Exercise details: Word for word, print each line of the listing below; pictures stay out.

** start Exercise materials **

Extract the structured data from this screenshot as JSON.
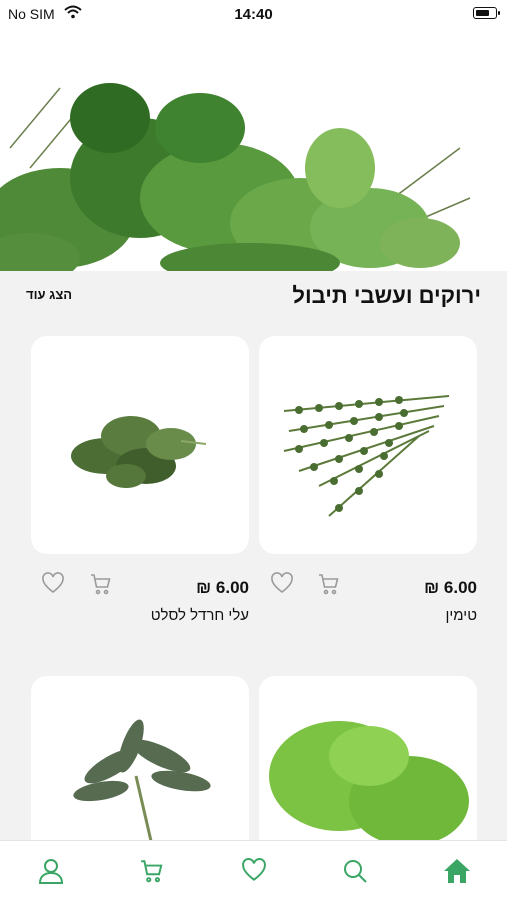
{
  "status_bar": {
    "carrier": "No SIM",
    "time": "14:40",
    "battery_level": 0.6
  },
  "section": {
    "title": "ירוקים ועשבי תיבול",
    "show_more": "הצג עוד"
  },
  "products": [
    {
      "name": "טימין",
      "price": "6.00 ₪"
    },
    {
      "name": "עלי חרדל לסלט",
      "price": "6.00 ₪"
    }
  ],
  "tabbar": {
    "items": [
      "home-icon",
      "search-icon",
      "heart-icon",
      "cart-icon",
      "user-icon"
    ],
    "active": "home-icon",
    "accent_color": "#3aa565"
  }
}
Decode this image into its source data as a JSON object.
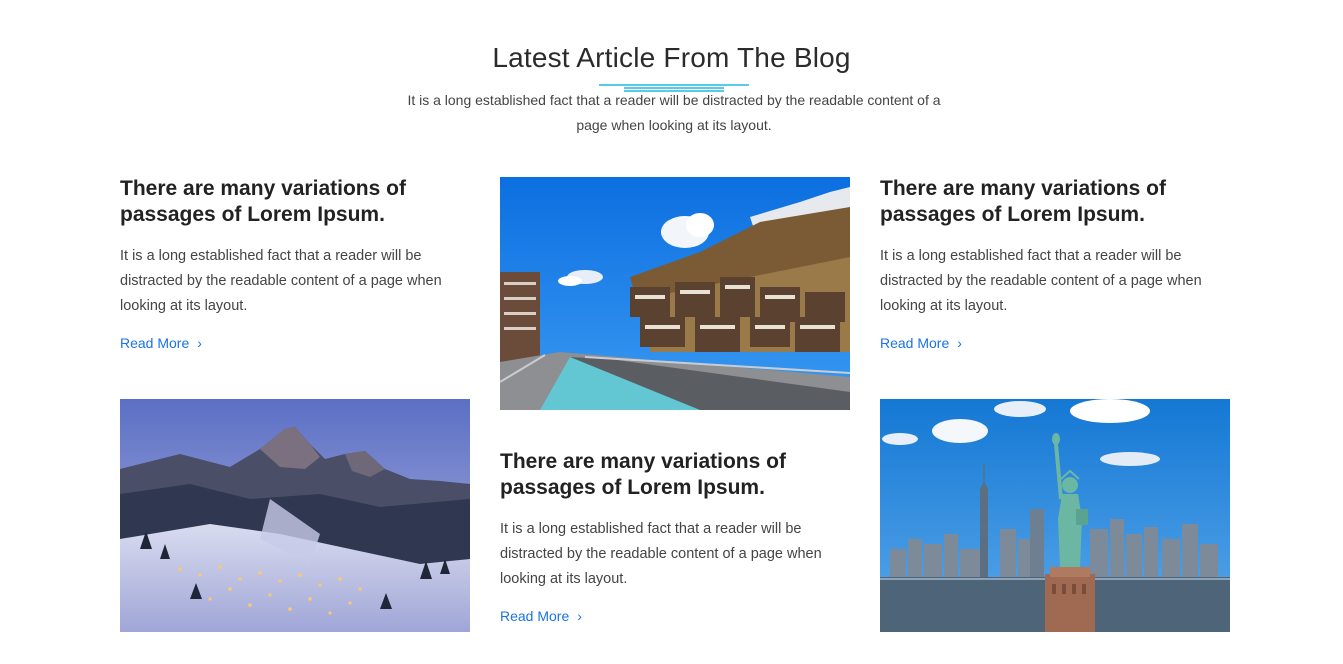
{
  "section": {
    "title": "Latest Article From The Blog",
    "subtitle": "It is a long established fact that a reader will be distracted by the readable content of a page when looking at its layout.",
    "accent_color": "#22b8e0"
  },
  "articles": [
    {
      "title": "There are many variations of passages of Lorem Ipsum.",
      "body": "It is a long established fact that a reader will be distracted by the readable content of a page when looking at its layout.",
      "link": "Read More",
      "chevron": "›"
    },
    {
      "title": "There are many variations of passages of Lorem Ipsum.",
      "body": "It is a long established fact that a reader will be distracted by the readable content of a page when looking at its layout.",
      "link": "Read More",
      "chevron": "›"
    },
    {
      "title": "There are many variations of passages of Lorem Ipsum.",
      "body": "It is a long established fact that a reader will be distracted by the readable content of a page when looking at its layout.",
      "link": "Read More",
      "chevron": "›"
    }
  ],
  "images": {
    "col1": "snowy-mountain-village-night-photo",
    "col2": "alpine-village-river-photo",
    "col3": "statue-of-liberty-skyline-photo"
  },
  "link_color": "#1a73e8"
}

** end Exercise materials **

Response for this exercise:
Extract the structured data from this screenshot as JSON.
{
  "status_bar": {
    "carrier": "No SIM",
    "time": "14:40",
    "battery_level": 0.6
  },
  "section": {
    "title": "ירוקים ועשבי תיבול",
    "show_more": "הצג עוד"
  },
  "products": [
    {
      "name": "טימין",
      "price": "6.00 ₪"
    },
    {
      "name": "עלי חרדל לסלט",
      "price": "6.00 ₪"
    }
  ],
  "tabbar": {
    "items": [
      "home-icon",
      "search-icon",
      "heart-icon",
      "cart-icon",
      "user-icon"
    ],
    "active": "home-icon",
    "accent_color": "#3aa565"
  }
}
Decode this image into its source data as a JSON object.
{
  "section": {
    "title": "Latest Article From The Blog",
    "subtitle": "It is a long established fact that a reader will be distracted by the readable content of a page when looking at its layout.",
    "accent_color": "#22b8e0"
  },
  "articles": [
    {
      "title": "There are many variations of passages of Lorem Ipsum.",
      "body": "It is a long established fact that a reader will be distracted by the readable content of a page when looking at its layout.",
      "link": "Read More",
      "chevron": "›"
    },
    {
      "title": "There are many variations of passages of Lorem Ipsum.",
      "body": "It is a long established fact that a reader will be distracted by the readable content of a page when looking at its layout.",
      "link": "Read More",
      "chevron": "›"
    },
    {
      "title": "There are many variations of passages of Lorem Ipsum.",
      "body": "It is a long established fact that a reader will be distracted by the readable content of a page when looking at its layout.",
      "link": "Read More",
      "chevron": "›"
    }
  ],
  "images": {
    "col1": "snowy-mountain-village-night-photo",
    "col2": "alpine-village-river-photo",
    "col3": "statue-of-liberty-skyline-photo"
  },
  "link_color": "#1a73e8"
}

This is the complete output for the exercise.